Tareas del ejercicio:
1. Según el texto extraído, ¿a qué tres gobernadores quiere acusar el Departamento de Justicia?
2. Indique si cada afirmación concuerda con el texto extraído y cite las palabras que lo deciden. (a) La estrategia en Palacio Nacional se diseñó la semana pasada. (b) Los nombres de los tres gobernadores no se habían mencionado públicamente antes. (c) Ismael Zambada era jefe del Cártel de Sinaloa.
3. Convierta en una lista el párrafo del texto extraído que empieza con "Mensajes llegados por vía diplomática" y conserve sus datos principales.

Texto extraído:
- La estrategia para perseguir a los políticos mexicanos relacionados con el crimen organizado se está manejando directamente desde Washington, donde el Departamento de Justicia quiere acusar a otros tres gobernadores: Marina del Pilar Ávila, de Baja California; Alfonso Durazo, de Sonora, y Américo Villarreal, de Tamaulipas.
Raymundo Riva Palacio - El Financiero
Estrictamente Personal
La estrategia en Palacio Nacional fue diseñada la semana pasada: echar toda la caballería de la ‘4T’ para que las críticas sobre la captura de Ismael Zambada, a la sazón jefe del Cártel de Sinaloa, recaigan en el gobierno de Estados Unidos para responsabilizarlo de las malas condiciones en la relación bilateral. Es una apuesta muy costosa si sale mal, como probablemente suceda. Pero la presidenta Claudia Sheinbaum está dispuesta a jugarla, aparentemente sin medir las consecuencias que puedan venir.
Mensajes llegados por vía diplomática al Zócalo precisaron que la estrategia para perseguir a los políticos mexicanos relacionados con el crimen organizado se está manejando directamente desde Washington, donde el Departamento de Justicia quiere acusar a otros tres gobernadores: Marina del Pilar Ávila, de Baja California; Alfonso Durazo, de Sonora, y Américo Villarreal, de Tamaulipas. No hay mucho nuevo porque sus nombres ya han sido mencionados públicamente. Lo novedoso es el compromiso con todos los gobernadores de la ‘4T’ de no entregar a nadie.

Elementos de una fuente de datos:
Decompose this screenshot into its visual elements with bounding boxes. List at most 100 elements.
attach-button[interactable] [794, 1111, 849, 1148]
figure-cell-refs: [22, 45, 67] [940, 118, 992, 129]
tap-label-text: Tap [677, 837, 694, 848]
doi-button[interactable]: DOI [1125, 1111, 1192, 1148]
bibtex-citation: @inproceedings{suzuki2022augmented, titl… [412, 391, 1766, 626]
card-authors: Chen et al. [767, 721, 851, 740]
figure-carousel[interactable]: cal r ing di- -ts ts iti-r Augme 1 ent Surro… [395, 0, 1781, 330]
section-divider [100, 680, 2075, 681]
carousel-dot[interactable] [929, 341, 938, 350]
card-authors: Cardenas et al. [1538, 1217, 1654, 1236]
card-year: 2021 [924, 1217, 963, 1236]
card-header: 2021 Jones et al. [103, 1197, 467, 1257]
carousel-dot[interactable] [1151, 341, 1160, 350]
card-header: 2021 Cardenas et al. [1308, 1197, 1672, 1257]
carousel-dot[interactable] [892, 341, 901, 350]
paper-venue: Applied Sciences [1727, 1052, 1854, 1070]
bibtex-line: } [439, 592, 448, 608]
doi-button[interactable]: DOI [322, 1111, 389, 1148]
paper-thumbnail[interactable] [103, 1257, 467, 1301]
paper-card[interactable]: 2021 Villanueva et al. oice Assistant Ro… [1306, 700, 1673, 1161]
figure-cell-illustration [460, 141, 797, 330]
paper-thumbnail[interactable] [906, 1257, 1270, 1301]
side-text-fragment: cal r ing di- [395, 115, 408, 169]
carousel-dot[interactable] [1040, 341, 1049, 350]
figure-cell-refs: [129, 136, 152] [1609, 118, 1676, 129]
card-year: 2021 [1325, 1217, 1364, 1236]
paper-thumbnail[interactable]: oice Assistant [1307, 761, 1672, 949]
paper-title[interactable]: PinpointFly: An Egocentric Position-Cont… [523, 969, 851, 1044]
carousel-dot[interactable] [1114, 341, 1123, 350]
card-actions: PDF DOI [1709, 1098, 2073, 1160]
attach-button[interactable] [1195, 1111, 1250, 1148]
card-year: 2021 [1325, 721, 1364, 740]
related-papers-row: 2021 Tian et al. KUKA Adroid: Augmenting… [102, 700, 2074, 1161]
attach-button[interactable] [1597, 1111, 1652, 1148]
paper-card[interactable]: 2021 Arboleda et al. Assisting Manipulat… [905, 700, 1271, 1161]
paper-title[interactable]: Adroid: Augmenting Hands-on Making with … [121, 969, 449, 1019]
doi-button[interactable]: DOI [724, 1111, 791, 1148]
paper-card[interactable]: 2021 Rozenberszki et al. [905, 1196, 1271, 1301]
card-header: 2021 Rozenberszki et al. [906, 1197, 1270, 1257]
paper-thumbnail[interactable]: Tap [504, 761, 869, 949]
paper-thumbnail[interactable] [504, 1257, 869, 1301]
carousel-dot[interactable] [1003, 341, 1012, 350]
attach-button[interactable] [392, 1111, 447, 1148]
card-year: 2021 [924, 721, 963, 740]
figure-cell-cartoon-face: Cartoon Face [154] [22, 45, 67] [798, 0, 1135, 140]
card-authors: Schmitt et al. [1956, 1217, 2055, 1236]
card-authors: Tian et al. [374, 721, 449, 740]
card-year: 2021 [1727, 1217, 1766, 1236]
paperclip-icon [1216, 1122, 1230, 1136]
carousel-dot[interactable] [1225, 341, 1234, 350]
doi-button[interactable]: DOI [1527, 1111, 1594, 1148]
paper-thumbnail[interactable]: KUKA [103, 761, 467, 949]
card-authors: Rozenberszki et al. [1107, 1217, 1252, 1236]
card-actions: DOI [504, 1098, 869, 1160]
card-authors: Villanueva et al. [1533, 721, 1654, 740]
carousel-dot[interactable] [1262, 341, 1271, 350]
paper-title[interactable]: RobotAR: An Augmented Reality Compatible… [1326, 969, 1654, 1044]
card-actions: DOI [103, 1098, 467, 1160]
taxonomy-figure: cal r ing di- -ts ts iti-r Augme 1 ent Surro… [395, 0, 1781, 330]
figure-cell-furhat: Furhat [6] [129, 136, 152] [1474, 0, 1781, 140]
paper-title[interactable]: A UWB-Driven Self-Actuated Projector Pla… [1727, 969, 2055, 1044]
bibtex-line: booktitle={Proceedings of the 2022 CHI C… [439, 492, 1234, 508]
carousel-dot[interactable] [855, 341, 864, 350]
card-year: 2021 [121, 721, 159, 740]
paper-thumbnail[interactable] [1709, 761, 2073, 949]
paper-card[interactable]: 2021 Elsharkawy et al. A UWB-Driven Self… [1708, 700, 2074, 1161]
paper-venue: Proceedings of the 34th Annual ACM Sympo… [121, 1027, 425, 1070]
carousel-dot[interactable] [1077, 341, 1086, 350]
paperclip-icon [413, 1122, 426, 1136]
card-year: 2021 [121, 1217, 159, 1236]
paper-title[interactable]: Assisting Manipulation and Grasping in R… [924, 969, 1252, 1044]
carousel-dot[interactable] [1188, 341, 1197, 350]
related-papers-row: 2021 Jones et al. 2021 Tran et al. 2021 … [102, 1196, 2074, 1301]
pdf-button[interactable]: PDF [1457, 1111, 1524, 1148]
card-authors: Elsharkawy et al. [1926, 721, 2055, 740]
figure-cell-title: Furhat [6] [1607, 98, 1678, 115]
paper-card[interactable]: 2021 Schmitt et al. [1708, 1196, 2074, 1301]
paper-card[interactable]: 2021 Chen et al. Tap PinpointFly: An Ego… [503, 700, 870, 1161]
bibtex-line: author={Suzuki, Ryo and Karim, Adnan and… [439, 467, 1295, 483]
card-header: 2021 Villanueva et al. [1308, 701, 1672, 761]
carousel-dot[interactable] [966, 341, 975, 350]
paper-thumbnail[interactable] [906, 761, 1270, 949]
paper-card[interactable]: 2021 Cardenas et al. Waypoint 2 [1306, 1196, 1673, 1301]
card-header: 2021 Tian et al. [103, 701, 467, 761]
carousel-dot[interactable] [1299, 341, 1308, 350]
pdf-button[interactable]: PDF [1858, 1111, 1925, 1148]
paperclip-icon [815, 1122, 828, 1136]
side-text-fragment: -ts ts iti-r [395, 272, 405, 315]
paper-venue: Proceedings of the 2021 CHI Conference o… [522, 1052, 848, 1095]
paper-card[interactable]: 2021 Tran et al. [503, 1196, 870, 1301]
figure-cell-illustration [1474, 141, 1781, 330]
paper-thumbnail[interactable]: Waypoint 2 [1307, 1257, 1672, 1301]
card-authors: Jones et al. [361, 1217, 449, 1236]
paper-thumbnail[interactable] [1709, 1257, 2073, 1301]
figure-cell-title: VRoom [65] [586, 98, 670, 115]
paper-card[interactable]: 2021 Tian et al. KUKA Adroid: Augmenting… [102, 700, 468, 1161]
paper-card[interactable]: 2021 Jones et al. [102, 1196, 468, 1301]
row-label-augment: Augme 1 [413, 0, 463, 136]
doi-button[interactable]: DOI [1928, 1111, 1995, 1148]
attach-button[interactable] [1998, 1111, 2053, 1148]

Soluciones por tarea:
1. A Marina del Pilar Ávila, de Baja California; Alfonso Durazo, de Sonora, y Américo Villarreal, de Tamaulipas.

2.
(a) Sí: "La estrategia en Palacio Nacional fue diseñada la semana pasada".
(b) No: "sus nombres ya han sido mencionados públicamente".
(c) Sí: "a la sazón jefe del Cártel de Sinaloa".

3.
- Los mensajes llegaron al Zócalo por vía diplomática.
- La estrategia para perseguir a políticos mexicanos relacionados con el crimen organizado se maneja directamente desde Washington.
- El Departamento de Justicia quiere acusar a tres gobernadores más: Marina del Pilar Ávila (Baja California), Alfonso Durazo (Sonora) y Américo Villarreal (Tamaulipas).
- Sus nombres ya se habían mencionado públicamente.
- Lo novedoso es el compromiso con todos los gobernadores de la ‘4T’ de no entregar a nadie.